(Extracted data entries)
══════════════════════════════
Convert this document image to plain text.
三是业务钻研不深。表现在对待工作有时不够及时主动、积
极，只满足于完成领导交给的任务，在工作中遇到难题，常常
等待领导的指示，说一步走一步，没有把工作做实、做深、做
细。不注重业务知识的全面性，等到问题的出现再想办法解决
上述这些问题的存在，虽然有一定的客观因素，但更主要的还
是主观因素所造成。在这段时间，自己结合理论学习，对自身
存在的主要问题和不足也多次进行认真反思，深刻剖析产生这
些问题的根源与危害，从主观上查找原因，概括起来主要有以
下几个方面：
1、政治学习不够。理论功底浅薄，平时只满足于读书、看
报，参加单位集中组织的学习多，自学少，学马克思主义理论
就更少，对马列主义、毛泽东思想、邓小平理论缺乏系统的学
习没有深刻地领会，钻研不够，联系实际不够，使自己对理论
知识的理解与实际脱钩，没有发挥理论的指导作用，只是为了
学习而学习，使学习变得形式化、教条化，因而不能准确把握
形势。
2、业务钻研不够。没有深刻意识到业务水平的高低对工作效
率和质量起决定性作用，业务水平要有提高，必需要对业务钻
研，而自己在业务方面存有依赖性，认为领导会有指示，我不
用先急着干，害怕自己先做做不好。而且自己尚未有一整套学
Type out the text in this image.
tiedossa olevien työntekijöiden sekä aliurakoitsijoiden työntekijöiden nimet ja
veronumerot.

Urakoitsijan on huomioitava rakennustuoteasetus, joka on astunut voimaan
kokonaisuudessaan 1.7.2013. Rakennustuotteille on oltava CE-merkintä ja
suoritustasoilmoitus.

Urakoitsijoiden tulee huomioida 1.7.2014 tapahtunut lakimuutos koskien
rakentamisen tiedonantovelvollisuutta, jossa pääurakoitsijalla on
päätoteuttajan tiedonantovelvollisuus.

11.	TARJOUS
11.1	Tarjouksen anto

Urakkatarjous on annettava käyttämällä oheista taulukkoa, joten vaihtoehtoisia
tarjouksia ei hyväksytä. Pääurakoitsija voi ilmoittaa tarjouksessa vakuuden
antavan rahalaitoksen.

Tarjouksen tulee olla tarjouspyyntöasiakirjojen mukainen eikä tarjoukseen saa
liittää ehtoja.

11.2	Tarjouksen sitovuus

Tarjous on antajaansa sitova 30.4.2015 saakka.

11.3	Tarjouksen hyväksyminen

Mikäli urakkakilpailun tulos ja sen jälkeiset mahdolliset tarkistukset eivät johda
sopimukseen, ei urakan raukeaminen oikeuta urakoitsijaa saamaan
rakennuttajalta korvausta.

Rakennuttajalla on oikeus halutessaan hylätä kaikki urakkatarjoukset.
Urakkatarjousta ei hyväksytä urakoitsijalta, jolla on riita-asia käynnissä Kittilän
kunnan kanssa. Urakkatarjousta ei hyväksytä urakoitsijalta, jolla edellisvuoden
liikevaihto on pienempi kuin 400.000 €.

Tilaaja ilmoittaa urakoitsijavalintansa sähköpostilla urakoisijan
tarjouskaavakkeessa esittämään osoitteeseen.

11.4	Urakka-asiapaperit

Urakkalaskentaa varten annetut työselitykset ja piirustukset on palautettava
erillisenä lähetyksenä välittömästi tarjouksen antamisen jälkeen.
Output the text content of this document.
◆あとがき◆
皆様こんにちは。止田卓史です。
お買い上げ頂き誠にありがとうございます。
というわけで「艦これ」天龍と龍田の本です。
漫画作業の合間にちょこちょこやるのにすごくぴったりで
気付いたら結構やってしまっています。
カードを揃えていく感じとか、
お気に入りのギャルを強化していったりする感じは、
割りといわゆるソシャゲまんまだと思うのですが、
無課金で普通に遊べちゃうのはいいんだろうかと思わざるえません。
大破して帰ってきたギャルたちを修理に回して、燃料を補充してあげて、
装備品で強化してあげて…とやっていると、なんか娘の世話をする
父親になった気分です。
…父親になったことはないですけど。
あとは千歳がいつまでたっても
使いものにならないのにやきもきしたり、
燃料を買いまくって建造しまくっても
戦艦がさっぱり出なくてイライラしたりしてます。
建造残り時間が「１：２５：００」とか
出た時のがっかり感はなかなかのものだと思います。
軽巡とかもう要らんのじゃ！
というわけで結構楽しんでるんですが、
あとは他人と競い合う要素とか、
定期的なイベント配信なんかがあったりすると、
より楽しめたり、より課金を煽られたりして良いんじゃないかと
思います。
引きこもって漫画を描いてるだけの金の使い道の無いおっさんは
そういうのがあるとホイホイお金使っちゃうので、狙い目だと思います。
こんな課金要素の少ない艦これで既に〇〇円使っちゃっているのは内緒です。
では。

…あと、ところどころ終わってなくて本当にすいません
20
══════════════════════════════
▸ **Task brief**
Copy each record from above without leaving any out.

▸ **Task solution**
Convert this document image to plain text.
三是业务钻研不深。表现在对待工作有时不够及时主动、积
极，只满足于完成领导交给的任务，在工作中遇到难题，常常
等待领导的指示，说一步走一步，没有把工作做实、做深、做
细。不注重业务知识的全面性，等到问题的出现再想办法解决
上述这些问题的存在，虽然有一定的客观因素，但更主要的还
是主观因素所造成。在这段时间，自己结合理论学习，对自身
存在的主要问题和不足也多次进行认真反思，深刻剖析产生这
些问题的根源与危害，从主观上查找原因，概括起来主要有以
下几个方面：
1、政治学习不够。理论功底浅薄，平时只满足于读书、看
报，参加单位集中组织的学习多，自学少，学马克思主义理论
就更少，对马列主义、毛泽东思想、邓小平理论缺乏系统的学
习没有深刻地领会，钻研不够，联系实际不够，使自己对理论
知识的理解与实际脱钩，没有发挥理论的指导作用，只是为了
学习而学习，使学习变得形式化、教条化，因而不能准确把握
形势。
2、业务钻研不够。没有深刻意识到业务水平的高低对工作效
率和质量起决定性作用，业务水平要有提高，必需要对业务钻
研，而自己在业务方面存有依赖性，认为领导会有指示，我不
用先急着干，害怕自己先做做不好。而且自己尚未有一整套学
Type out the text in this image.
tiedossa olevien työntekijöiden sekä aliurakoitsijoiden työntekijöiden nimet ja
veronumerot.

Urakoitsijan on huomioitava rakennustuoteasetus, joka on astunut voimaan
kokonaisuudessaan 1.7.2013. Rakennustuotteille on oltava CE-merkintä ja
suoritustasoilmoitus.

Urakoitsijoiden tulee huomioida 1.7.2014 tapahtunut lakimuutos koskien
rakentamisen tiedonantovelvollisuutta, jossa pääurakoitsijalla on
päätoteuttajan tiedonantovelvollisuus.

11.	TARJOUS
11.1	Tarjouksen anto

Urakkatarjous on annettava käyttämällä oheista taulukkoa, joten vaihtoehtoisia
tarjouksia ei hyväksytä. Pääurakoitsija voi ilmoittaa tarjouksessa vakuuden
antavan rahalaitoksen.

Tarjouksen tulee olla tarjouspyyntöasiakirjojen mukainen eikä tarjoukseen saa
liittää ehtoja.

11.2	Tarjouksen sitovuus

Tarjous on antajaansa sitova 30.4.2015 saakka.

11.3	Tarjouksen hyväksyminen

Mikäli urakkakilpailun tulos ja sen jälkeiset mahdolliset tarkistukset eivät johda
sopimukseen, ei urakan raukeaminen oikeuta urakoitsijaa saamaan
rakennuttajalta korvausta.

Rakennuttajalla on oikeus halutessaan hylätä kaikki urakkatarjoukset.
Urakkatarjousta ei hyväksytä urakoitsijalta, jolla on riita-asia käynnissä Kittilän
kunnan kanssa. Urakkatarjousta ei hyväksytä urakoitsijalta, jolla edellisvuoden
liikevaihto on pienempi kuin 400.000 €.

Tilaaja ilmoittaa urakoitsijavalintansa sähköpostilla urakoisijan
tarjouskaavakkeessa esittämään osoitteeseen.

11.4	Urakka-asiapaperit

Urakkalaskentaa varten annetut työselitykset ja piirustukset on palautettava
erillisenä lähetyksenä välittömästi tarjouksen antamisen jälkeen.
Output the text content of this document.
◆あとがき◆
皆様こんにちは。止田卓史です。
お買い上げ頂き誠にありがとうございます。
というわけで「艦これ」天龍と龍田の本です。
漫画作業の合間にちょこちょこやるのにすごくぴったりで
気付いたら結構やってしまっています。
カードを揃えていく感じとか、
お気に入りのギャルを強化していったりする感じは、
割りといわゆるソシャゲまんまだと思うのですが、
無課金で普通に遊べちゃうのはいいんだろうかと思わざるえません。
大破して帰ってきたギャルたちを修理に回して、燃料を補充してあげて、
装備品で強化してあげて…とやっていると、なんか娘の世話をする
父親になった気分です。
…父親になったことはないですけど。
あとは千歳がいつまでたっても
使いものにならないのにやきもきしたり、
燃料を買いまくって建造しまくっても
戦艦がさっぱり出なくてイライラしたりしてます。
建造残り時間が「１：２５：００」とか
出た時のがっかり感はなかなかのものだと思います。
軽巡とかもう要らんのじゃ！
というわけで結構楽しんでるんですが、
あとは他人と競い合う要素とか、
定期的なイベント配信なんかがあったりすると、
より楽しめたり、より課金を煽られたりして良いんじゃないかと
思います。
引きこもって漫画を描いてるだけの金の使い道の無いおっさんは
そういうのがあるとホイホイお金使っちゃうので、狙い目だと思います。
こんな課金要素の少ない艦これで既に〇〇円使っちゃっているのは内緒です。
では。

…あと、ところどころ終わってなくて本当にすいません
20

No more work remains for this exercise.